REQUEST: In the listing below, locate the lines that hold the string "Lulusan". Copy those lines.

INPUT MATERIAL:
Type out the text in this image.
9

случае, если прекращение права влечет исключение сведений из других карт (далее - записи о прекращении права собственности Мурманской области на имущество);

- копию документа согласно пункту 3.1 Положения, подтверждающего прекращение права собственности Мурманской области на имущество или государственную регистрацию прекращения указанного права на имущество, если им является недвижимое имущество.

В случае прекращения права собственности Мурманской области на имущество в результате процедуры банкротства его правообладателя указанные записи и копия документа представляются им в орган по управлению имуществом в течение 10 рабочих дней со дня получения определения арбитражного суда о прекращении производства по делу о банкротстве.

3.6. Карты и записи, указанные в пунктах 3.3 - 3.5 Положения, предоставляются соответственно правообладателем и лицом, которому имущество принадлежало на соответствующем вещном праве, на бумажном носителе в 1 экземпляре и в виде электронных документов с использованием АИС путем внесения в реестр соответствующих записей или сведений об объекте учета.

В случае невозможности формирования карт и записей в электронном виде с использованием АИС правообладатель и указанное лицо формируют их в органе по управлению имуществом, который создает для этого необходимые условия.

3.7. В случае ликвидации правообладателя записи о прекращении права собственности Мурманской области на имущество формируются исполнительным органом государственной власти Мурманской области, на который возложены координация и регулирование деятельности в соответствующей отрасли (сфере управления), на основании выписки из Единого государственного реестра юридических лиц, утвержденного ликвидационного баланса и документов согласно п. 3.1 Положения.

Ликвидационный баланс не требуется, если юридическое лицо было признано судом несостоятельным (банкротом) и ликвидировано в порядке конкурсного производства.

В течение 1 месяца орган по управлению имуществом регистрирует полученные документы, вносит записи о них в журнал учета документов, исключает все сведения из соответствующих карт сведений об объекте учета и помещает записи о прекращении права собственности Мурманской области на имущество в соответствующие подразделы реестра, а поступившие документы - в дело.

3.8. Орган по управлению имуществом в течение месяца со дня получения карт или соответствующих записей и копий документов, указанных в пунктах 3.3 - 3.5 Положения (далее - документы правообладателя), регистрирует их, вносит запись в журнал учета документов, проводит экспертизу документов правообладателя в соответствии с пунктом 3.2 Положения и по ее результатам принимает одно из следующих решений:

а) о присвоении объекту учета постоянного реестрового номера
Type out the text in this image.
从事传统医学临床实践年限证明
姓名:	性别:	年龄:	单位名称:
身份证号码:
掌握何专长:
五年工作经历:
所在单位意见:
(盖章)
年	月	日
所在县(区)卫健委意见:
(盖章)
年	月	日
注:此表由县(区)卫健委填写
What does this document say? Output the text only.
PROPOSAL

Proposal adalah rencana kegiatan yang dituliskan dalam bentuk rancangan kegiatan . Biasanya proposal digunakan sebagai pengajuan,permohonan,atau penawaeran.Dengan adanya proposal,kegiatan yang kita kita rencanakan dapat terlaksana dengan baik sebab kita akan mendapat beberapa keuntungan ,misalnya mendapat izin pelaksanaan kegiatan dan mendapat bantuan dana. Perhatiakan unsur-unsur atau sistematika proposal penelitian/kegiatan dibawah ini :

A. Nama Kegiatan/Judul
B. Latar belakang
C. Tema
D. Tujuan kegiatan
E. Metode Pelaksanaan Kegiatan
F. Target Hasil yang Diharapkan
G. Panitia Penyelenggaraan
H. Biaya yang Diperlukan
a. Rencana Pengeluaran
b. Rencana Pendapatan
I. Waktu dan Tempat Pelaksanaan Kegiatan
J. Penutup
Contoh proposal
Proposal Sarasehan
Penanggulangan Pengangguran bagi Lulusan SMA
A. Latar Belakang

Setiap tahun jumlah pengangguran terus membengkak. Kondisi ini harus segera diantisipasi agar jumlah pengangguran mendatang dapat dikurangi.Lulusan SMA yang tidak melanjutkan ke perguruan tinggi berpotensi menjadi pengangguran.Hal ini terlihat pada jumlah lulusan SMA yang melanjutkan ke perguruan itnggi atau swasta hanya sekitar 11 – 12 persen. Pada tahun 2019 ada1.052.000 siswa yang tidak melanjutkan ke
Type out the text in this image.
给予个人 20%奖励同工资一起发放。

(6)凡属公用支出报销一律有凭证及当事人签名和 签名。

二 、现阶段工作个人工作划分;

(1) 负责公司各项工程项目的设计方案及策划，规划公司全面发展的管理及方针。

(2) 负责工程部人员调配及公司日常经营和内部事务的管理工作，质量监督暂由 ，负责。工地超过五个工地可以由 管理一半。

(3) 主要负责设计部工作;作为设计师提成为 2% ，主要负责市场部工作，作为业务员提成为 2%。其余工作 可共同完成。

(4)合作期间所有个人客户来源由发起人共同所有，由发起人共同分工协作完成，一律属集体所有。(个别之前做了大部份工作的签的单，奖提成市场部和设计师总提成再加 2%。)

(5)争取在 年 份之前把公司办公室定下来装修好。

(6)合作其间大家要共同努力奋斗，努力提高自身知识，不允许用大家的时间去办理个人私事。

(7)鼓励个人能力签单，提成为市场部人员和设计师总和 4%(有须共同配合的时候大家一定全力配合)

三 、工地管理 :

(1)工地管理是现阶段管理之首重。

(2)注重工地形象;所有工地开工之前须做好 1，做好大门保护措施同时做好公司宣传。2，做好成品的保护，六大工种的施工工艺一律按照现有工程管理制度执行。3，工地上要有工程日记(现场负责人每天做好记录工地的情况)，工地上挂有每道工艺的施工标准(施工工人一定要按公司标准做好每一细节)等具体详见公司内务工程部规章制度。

TASK OUTPUT:
Penanggulangan Pengangguran bagi Lulusan SMA
Setiap tahun jumlah pengangguran terus membengkak. Kondisi ini harus segera diantisipasi agar jumlah pengangguran mendatang dapat dikurangi.Lulusan SMA yang tidak melanjutkan ke perguruan tinggi berpotensi menjadi pengangguran.Hal ini terlihat pada jumlah lulusan SMA yang melanjutkan ke perguruan itnggi atau swasta hanya sekitar 11 – 12 persen. Pada tahun 2019 ada1.052.000 siswa yang tidak melanjutkan ke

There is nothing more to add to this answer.